» Задание a
Ответьте по отрывку о пронатализме на следующие вопросы:
(i) В каком году Франция приняла свой пронаталистский code de famille?
(ii) В каком году, по словам отрывка, коммунистическое правительство Германской Демократической Республики открыто проводило явно пронаталистскую политику?
(iii) Что ввела Австралия в начале этого века?

» Отрывок
И никого не стало. Зачем миру дети? — страница 5 из 10

Возражения и решения

Ни одно правительство Великобритании никогда не предлагало прямо или косвенно повысить уровень рождаемости – несмотря на то что она в Соединенном Королевстве уже полвека ниже уровня воспроизводства. Другие страны занимаются этим вопросом; хорошо известно о пронаталистских правительствах в России и Венгрии, а японский премьер-министр, как мы видели, ввел новые меры по стимулированию роста рождаемости, предупредив, что если все оставить как есть, то последствия окажутся тяжелейшими[255].

Между тем Франция в 1939 году приняла свой пронаталистский code de famille[256], и ее политики продолжают без колебаний призывать к увеличению размера семьи. Известный либерал и космополит Доминик де Вильпен, занимавший пост премьер-министра страны в 2005–2007 годах, ввел дополнительные меры, чтобы поощрить появление третьего ребенка и «позволить лучше сочетать профессиональную и семейную жизнь»[257]. Это происходило в тот момент, когда французский коэффициент рождаемости 1,9 являлся одним из самых высоких в Европе и ненамного уступал уровню воспроизводства населения. Недавнее падение рождаемости во Франции вызвало беззастенчиво пронаталистскую реакцию правительства: президент-центрист Макрон представил планы по увеличению родительского отпуска, настаивая, что «Франция будет сильнее, если восстановит рождаемость»[258].

Пронатализм распространился и в послевоенной Германии (несмотря даже на несколько дурную славу, оставшуюся от нацизма) – как во времени, так и по всему политическому спектру, от марксистов Восточной Германии до христианских демократов Западной. Коммунистическое правительство Германской Демократической Республики в 1976 году не скрывало, что проводит явно пронаталистскую политику, осознавая нехватку рабочей силы, вызванную не только низкой рождаемостью, но и тем, что многие люди при возможности бежали на Запад. Через поколение ту же пронатальную тему подхватил Эдмунд Штойбер, лидер явно антикоммунистического Христианско-социального Союза в Баварии (ХСС)[259]. Если выйти за пределы Европы, то можно привести в пример левое правительство Кубы, которое поощряет женщин беременеть и рожать детей[260]. Аналогично – с запозданием и вразрез со своими прежними директивами – поступает и коммунистическое правительство Китая[261]. Так что проблему видят и хотят решить не только правые политики или популисты.

В действительности даже в англоговорящем мире правительства не отказываются от явно пронатальной риторики или политики – как мы увидим в главе 9, в начале этого века Австралия ввела денежное вознаграждение за рождение ребенка.

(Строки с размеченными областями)
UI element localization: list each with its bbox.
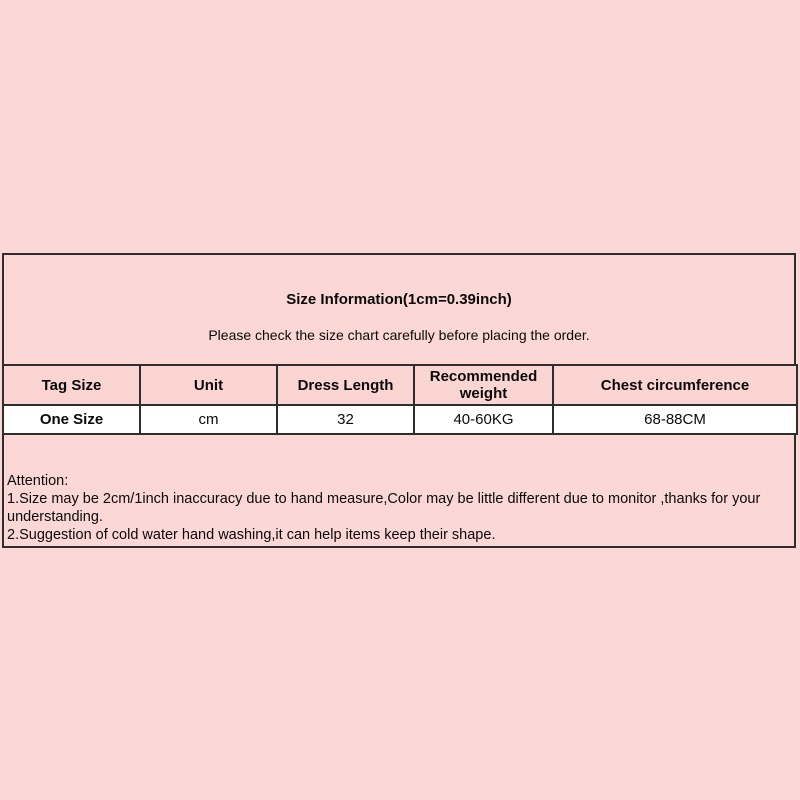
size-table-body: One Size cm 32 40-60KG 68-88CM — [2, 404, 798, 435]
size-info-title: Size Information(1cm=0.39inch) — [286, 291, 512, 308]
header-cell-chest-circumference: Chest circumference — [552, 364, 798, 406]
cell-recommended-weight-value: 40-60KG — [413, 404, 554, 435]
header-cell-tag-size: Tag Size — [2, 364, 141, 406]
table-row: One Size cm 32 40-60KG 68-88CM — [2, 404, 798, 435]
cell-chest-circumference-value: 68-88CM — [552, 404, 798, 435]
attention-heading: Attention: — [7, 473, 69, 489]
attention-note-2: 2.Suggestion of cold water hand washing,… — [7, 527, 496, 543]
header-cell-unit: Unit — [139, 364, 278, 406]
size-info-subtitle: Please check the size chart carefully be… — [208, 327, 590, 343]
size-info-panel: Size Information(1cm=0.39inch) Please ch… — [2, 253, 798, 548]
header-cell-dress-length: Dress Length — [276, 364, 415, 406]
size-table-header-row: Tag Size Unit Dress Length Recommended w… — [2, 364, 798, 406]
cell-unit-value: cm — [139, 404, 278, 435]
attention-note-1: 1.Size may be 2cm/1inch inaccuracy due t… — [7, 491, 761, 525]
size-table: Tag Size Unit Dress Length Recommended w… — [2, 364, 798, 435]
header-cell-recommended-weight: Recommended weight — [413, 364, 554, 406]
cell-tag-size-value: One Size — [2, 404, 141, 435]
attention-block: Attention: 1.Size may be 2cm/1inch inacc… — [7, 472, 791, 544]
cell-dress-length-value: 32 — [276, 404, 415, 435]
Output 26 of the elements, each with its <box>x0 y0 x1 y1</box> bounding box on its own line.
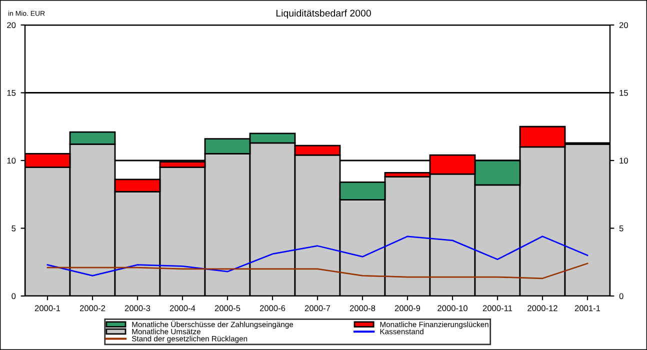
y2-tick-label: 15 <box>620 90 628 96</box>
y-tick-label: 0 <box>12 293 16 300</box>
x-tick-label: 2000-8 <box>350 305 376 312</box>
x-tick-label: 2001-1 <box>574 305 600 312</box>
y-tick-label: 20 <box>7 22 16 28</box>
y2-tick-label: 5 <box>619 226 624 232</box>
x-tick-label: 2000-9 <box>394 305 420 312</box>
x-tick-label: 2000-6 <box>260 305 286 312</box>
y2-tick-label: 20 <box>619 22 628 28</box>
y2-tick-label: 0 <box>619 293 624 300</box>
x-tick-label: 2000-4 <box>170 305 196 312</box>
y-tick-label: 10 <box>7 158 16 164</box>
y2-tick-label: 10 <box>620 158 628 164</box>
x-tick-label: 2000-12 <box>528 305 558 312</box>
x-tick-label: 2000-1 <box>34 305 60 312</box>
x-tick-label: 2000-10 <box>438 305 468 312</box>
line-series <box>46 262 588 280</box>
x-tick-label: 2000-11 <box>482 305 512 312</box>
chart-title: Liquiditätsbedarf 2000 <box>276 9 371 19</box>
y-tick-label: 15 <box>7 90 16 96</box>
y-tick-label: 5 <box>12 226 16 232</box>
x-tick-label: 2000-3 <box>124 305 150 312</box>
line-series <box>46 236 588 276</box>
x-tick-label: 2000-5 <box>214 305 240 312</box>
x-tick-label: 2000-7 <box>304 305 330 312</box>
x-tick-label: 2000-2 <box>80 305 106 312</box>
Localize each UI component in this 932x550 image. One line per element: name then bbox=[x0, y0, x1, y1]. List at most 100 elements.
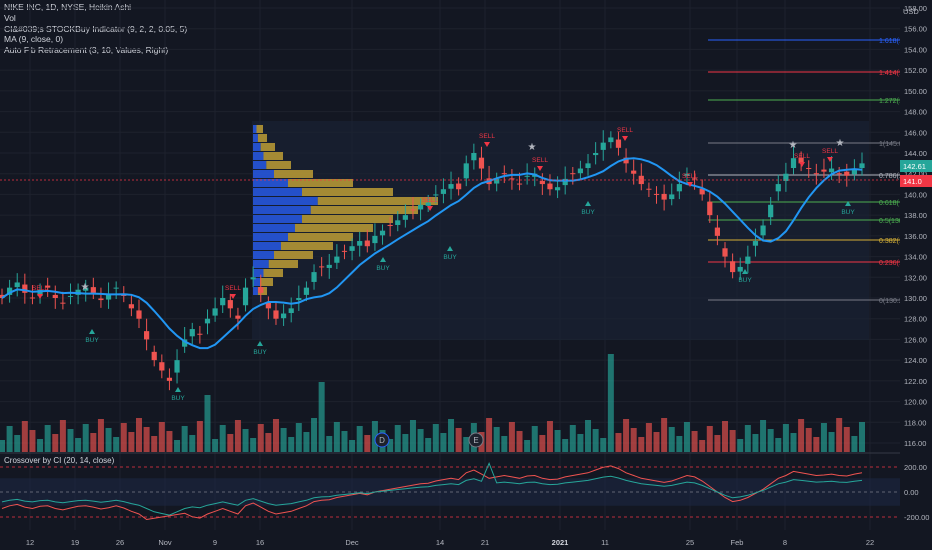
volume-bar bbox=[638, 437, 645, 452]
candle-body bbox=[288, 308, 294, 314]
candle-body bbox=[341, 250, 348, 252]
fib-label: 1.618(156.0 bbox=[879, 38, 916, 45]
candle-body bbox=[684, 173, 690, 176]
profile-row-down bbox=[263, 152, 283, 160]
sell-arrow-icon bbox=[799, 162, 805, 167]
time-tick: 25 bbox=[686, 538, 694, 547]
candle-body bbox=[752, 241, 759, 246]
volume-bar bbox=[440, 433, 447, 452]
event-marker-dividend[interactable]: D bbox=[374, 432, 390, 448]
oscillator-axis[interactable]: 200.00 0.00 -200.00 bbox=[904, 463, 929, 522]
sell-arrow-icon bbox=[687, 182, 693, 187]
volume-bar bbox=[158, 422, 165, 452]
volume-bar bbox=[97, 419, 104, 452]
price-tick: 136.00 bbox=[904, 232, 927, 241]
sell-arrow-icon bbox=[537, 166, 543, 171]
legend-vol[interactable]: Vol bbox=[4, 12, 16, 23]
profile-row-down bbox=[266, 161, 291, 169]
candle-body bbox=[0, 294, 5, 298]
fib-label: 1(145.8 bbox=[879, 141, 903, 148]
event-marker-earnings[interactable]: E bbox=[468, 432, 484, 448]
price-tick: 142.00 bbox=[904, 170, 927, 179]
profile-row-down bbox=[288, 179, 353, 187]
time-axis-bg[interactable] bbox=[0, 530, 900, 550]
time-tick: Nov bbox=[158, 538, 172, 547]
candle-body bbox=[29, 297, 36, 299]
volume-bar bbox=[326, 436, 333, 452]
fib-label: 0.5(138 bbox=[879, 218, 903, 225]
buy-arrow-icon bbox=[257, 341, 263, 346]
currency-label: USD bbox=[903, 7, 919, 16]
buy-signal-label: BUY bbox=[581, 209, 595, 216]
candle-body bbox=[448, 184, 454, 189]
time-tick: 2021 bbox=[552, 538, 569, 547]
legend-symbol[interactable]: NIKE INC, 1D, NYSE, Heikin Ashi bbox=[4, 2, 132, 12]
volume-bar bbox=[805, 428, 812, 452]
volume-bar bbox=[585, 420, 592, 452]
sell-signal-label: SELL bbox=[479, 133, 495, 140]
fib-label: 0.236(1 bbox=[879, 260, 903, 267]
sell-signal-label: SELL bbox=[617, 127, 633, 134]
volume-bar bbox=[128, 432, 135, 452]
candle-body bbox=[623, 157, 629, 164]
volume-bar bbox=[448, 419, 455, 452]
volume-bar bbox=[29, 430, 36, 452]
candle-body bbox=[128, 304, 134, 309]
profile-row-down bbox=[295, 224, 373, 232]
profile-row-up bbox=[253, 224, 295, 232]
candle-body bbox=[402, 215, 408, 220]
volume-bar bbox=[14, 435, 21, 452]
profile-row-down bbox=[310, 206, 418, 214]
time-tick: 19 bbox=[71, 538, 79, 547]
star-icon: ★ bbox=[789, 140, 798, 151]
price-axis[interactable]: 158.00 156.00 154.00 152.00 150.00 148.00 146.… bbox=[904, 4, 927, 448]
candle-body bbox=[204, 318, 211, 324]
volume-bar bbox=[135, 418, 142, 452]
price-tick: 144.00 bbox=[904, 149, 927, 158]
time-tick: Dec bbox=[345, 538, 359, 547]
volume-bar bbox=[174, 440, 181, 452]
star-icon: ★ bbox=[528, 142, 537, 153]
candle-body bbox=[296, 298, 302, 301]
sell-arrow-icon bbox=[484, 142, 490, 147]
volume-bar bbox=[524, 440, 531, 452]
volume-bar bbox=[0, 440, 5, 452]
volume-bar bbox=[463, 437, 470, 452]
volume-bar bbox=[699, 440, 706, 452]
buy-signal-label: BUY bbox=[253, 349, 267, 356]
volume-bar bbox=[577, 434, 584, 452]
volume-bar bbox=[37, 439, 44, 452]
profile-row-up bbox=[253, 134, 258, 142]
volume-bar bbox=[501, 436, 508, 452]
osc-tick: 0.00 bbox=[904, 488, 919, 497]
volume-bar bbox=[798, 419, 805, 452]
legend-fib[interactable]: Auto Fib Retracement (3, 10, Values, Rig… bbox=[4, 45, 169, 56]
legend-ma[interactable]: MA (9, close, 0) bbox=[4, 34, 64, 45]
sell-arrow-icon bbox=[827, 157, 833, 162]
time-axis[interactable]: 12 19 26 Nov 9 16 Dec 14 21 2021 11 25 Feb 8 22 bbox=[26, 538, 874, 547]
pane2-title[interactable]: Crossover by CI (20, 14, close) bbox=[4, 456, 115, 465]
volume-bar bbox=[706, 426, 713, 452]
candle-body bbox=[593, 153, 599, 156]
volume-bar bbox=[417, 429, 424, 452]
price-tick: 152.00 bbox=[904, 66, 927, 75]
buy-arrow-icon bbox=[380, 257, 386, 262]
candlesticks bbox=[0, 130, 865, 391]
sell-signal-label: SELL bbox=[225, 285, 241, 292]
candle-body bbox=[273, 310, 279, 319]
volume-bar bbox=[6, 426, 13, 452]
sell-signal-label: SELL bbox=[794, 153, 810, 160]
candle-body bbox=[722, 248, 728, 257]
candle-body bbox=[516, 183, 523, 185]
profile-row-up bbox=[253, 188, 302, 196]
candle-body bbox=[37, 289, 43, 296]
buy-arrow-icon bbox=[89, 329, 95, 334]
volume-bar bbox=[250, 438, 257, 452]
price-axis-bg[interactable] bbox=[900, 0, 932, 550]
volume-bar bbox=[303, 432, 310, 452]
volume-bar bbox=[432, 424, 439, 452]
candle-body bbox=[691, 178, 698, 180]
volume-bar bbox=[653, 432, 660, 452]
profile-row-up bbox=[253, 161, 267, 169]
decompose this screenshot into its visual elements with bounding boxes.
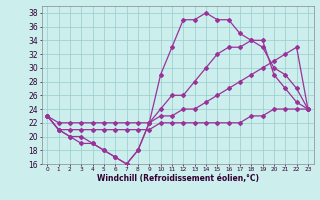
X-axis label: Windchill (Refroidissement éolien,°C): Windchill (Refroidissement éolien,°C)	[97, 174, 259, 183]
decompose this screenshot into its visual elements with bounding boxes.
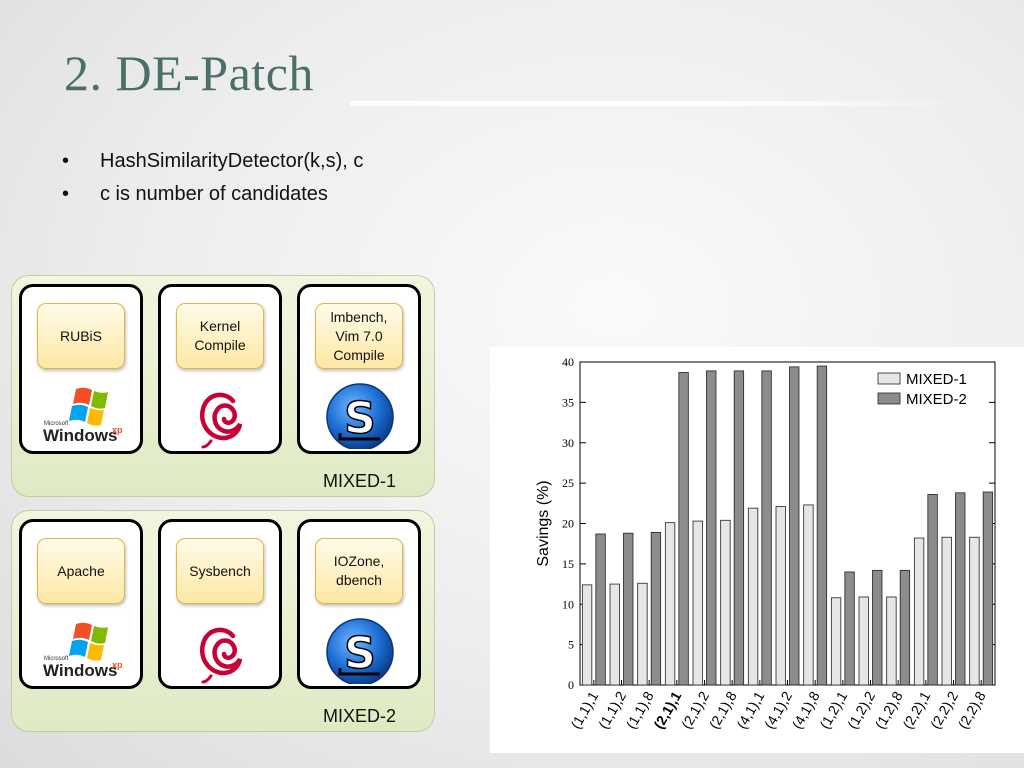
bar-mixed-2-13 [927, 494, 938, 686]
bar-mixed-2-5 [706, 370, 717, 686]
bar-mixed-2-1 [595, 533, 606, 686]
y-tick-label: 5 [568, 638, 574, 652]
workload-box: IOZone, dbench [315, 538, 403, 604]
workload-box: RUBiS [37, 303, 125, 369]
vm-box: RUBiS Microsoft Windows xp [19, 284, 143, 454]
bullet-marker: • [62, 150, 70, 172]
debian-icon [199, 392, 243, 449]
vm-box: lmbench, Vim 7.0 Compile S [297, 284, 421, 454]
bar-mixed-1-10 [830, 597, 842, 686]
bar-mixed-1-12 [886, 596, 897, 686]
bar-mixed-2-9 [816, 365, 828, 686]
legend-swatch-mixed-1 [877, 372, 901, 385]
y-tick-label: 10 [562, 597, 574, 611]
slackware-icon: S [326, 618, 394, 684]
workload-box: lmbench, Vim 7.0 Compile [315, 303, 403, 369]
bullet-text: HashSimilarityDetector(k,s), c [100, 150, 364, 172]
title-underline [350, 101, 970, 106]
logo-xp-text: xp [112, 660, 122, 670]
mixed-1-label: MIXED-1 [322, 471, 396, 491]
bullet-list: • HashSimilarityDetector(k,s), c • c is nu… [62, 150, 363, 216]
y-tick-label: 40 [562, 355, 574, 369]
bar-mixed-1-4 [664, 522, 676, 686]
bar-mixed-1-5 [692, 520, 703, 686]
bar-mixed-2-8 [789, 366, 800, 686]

» Задание b
Среди строк, идущих после отрывка, перепишите без изменений те, что начинаются со строки с «bar-mixed-2-13 [927, 494, 938, 686]» и заканчиваются строкой с «vm-box: RUBiS Microsoft», включая обе.

» Разбор ответа a
(i) В 1939 году.
(ii) В 1976 году.
(iii) Денежное вознаграждение за рождение ребенка.

» Разбор ответа b
bar-mixed-2-13 [927, 494, 938, 686]
bar-mixed-2-5 [706, 370, 717, 686]
bar-mixed-2-1 [595, 533, 606, 686]
y-tick-label: 5 [568, 638, 574, 652]
workload-box: IOZone, dbench [315, 538, 403, 604]
workload-box: RUBiS [37, 303, 125, 369]
vm-box: RUBiS Microsoft Windows xp [19, 284, 143, 454]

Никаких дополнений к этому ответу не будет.